Description of the task: Scan the data below and pick out the lines containing the word "ojca".

Records to use:
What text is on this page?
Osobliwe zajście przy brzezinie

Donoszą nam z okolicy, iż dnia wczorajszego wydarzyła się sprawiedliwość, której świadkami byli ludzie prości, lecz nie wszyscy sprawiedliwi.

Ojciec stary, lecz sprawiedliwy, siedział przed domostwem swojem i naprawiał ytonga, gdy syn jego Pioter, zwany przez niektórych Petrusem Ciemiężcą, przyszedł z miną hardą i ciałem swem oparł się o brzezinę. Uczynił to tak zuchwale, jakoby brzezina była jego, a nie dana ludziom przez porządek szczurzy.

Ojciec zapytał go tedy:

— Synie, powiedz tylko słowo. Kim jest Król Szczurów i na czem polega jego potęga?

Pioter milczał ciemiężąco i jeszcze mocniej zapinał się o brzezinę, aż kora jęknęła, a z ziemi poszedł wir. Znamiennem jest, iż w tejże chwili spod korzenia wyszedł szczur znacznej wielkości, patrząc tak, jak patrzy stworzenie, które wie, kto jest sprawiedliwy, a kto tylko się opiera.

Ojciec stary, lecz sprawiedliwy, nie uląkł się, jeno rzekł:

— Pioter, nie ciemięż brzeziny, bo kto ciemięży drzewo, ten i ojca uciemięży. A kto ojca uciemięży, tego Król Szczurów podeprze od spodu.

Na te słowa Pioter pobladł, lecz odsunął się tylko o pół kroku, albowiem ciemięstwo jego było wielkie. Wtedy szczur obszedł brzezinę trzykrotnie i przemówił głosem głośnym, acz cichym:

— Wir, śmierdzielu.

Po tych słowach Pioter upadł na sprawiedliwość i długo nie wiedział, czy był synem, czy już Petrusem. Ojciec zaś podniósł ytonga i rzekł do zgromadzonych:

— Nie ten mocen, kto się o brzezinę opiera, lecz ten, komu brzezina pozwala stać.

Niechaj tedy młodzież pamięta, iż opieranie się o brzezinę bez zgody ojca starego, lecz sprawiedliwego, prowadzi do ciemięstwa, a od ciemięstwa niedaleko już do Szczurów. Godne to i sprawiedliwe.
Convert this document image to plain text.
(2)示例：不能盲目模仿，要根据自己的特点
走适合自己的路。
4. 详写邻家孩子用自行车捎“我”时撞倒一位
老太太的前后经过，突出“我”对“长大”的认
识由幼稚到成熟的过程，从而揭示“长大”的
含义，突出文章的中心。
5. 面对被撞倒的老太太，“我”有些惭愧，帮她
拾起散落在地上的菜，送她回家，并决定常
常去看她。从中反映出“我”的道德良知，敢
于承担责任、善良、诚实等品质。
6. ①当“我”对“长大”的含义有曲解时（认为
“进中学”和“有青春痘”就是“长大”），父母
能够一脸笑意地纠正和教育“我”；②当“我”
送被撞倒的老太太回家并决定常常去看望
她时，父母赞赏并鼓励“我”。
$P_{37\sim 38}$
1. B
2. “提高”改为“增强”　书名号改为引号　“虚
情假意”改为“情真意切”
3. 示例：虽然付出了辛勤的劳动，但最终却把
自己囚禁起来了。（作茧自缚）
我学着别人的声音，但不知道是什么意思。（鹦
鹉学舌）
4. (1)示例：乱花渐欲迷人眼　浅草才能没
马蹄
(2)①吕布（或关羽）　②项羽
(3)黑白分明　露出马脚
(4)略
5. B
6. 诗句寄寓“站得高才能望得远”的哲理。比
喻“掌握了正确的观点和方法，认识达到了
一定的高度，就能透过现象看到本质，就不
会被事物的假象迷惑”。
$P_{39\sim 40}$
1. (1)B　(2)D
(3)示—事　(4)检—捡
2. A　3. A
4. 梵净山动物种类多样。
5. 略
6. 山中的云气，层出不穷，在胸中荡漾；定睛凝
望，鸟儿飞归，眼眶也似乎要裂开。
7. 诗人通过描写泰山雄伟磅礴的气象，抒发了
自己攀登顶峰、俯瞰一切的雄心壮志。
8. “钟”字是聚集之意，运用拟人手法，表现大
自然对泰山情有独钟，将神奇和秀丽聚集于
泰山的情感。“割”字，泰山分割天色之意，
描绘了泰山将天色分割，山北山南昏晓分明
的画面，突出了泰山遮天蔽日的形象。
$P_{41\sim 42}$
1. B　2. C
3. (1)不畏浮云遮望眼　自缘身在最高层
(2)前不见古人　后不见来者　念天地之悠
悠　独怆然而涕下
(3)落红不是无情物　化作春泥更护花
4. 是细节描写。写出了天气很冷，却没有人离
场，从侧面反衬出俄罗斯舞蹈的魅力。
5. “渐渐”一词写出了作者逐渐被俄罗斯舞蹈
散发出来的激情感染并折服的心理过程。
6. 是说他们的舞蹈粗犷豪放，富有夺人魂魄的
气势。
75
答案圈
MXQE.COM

Final answer:
— Pioter, nie ciemięż brzeziny, bo kto ciemięży drzewo, ten i ojca uciemięży. A kto ojca uciemięży, tego Król Szczurów podeprze od spodu.
Niechaj tedy młodzież pamięta, iż opieranie się o brzezinę bez zgody ojca starego, lecz sprawiedliwego, prowadzi do ciemięstwa, a od ciemięstwa niedaleko już do Szczurów. Godne to i sprawiedliwe.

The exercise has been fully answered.